/---

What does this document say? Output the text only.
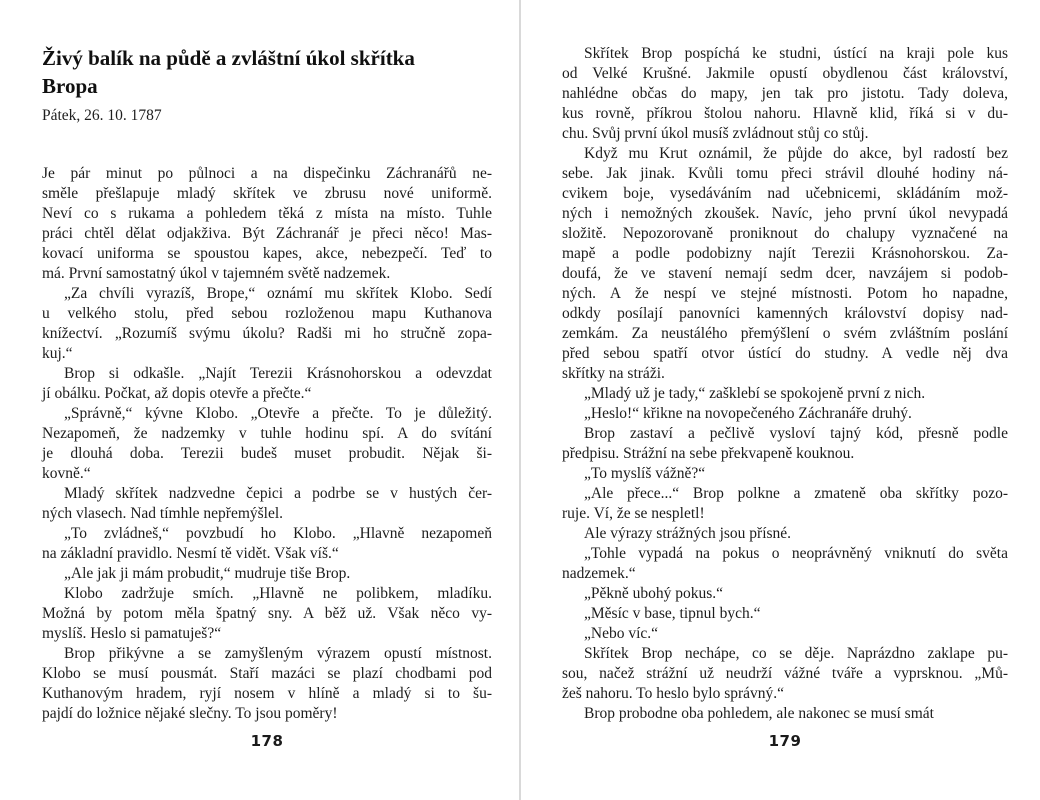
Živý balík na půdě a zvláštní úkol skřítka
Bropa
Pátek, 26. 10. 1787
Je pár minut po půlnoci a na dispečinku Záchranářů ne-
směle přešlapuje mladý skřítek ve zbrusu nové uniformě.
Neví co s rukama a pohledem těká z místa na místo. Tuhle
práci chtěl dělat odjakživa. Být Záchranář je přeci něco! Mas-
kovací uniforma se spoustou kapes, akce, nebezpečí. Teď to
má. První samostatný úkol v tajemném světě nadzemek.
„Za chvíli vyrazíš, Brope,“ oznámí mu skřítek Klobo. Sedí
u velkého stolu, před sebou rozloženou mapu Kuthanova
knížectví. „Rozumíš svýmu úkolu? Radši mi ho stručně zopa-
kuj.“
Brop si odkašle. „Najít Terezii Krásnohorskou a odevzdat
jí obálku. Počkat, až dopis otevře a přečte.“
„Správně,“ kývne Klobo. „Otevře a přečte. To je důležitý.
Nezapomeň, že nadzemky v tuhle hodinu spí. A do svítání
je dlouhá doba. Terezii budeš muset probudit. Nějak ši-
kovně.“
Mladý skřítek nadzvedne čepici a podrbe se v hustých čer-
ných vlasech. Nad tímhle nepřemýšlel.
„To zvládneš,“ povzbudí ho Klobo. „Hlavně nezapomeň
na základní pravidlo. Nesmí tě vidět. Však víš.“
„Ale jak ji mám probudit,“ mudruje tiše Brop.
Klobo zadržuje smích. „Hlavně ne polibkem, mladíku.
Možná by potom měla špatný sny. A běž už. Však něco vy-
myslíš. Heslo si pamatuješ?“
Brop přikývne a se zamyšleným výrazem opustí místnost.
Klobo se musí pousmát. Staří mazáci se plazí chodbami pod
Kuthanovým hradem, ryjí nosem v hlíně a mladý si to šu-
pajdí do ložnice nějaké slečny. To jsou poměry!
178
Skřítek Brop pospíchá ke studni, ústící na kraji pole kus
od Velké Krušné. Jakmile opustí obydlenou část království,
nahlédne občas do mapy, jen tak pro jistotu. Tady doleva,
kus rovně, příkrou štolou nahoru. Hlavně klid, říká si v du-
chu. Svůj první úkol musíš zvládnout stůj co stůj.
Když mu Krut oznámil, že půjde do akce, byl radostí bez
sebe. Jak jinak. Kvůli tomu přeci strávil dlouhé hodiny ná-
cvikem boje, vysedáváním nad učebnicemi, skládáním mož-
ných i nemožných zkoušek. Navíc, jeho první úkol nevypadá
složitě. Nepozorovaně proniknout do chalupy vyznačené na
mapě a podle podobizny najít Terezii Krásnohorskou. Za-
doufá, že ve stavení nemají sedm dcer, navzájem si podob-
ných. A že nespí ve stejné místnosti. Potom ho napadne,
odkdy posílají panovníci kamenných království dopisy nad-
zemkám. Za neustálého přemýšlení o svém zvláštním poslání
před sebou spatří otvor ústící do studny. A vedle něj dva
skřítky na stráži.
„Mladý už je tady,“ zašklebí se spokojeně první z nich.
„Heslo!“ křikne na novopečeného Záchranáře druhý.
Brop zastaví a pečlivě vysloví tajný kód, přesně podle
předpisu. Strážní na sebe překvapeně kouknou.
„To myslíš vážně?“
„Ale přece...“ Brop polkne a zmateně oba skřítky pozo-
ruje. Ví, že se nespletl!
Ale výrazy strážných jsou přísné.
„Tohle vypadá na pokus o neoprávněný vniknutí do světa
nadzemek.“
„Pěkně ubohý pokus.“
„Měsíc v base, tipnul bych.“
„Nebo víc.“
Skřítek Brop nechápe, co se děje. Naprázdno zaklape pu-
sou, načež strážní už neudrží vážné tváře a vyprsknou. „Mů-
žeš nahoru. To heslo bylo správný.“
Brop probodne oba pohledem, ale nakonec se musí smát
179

\---

- [The exercise]
Your copy should repeat each entry above exactly but contain no pictures.

- [Solution for this problem]
What does this document say? Output the text only.
Živý balík na půdě a zvláštní úkol skřítka
Bropa
Pátek, 26. 10. 1787
Je pár minut po půlnoci a na dispečinku Záchranářů ne-
směle přešlapuje mladý skřítek ve zbrusu nové uniformě.
Neví co s rukama a pohledem těká z místa na místo. Tuhle
práci chtěl dělat odjakživa. Být Záchranář je přeci něco! Mas-
kovací uniforma se spoustou kapes, akce, nebezpečí. Teď to
má. První samostatný úkol v tajemném světě nadzemek.
„Za chvíli vyrazíš, Brope,“ oznámí mu skřítek Klobo. Sedí
u velkého stolu, před sebou rozloženou mapu Kuthanova
knížectví. „Rozumíš svýmu úkolu? Radši mi ho stručně zopa-
kuj.“
Brop si odkašle. „Najít Terezii Krásnohorskou a odevzdat
jí obálku. Počkat, až dopis otevře a přečte.“
„Správně,“ kývne Klobo. „Otevře a přečte. To je důležitý.
Nezapomeň, že nadzemky v tuhle hodinu spí. A do svítání
je dlouhá doba. Terezii budeš muset probudit. Nějak ši-
kovně.“
Mladý skřítek nadzvedne čepici a podrbe se v hustých čer-
ných vlasech. Nad tímhle nepřemýšlel.
„To zvládneš,“ povzbudí ho Klobo. „Hlavně nezapomeň
na základní pravidlo. Nesmí tě vidět. Však víš.“
„Ale jak ji mám probudit,“ mudruje tiše Brop.
Klobo zadržuje smích. „Hlavně ne polibkem, mladíku.
Možná by potom měla špatný sny. A běž už. Však něco vy-
myslíš. Heslo si pamatuješ?“
Brop přikývne a se zamyšleným výrazem opustí místnost.
Klobo se musí pousmát. Staří mazáci se plazí chodbami pod
Kuthanovým hradem, ryjí nosem v hlíně a mladý si to šu-
pajdí do ložnice nějaké slečny. To jsou poměry!
178
Skřítek Brop pospíchá ke studni, ústící na kraji pole kus
od Velké Krušné. Jakmile opustí obydlenou část království,
nahlédne občas do mapy, jen tak pro jistotu. Tady doleva,
kus rovně, příkrou štolou nahoru. Hlavně klid, říká si v du-
chu. Svůj první úkol musíš zvládnout stůj co stůj.
Když mu Krut oznámil, že půjde do akce, byl radostí bez
sebe. Jak jinak. Kvůli tomu přeci strávil dlouhé hodiny ná-
cvikem boje, vysedáváním nad učebnicemi, skládáním mož-
ných i nemožných zkoušek. Navíc, jeho první úkol nevypadá
složitě. Nepozorovaně proniknout do chalupy vyznačené na
mapě a podle podobizny najít Terezii Krásnohorskou. Za-
doufá, že ve stavení nemají sedm dcer, navzájem si podob-
ných. A že nespí ve stejné místnosti. Potom ho napadne,
odkdy posílají panovníci kamenných království dopisy nad-
zemkám. Za neustálého přemýšlení o svém zvláštním poslání
před sebou spatří otvor ústící do studny. A vedle něj dva
skřítky na stráži.
„Mladý už je tady,“ zašklebí se spokojeně první z nich.
„Heslo!“ křikne na novopečeného Záchranáře druhý.
Brop zastaví a pečlivě vysloví tajný kód, přesně podle
předpisu. Strážní na sebe překvapeně kouknou.
„To myslíš vážně?“
„Ale přece...“ Brop polkne a zmateně oba skřítky pozo-
ruje. Ví, že se nespletl!
Ale výrazy strážných jsou přísné.
„Tohle vypadá na pokus o neoprávněný vniknutí do světa
nadzemek.“
„Pěkně ubohý pokus.“
„Měsíc v base, tipnul bych.“
„Nebo víc.“
Skřítek Brop nechápe, co se děje. Naprázdno zaklape pu-
sou, načež strážní už neudrží vážné tváře a vyprsknou. „Mů-
žeš nahoru. To heslo bylo správný.“
Brop probodne oba pohledem, ale nakonec se musí smát
179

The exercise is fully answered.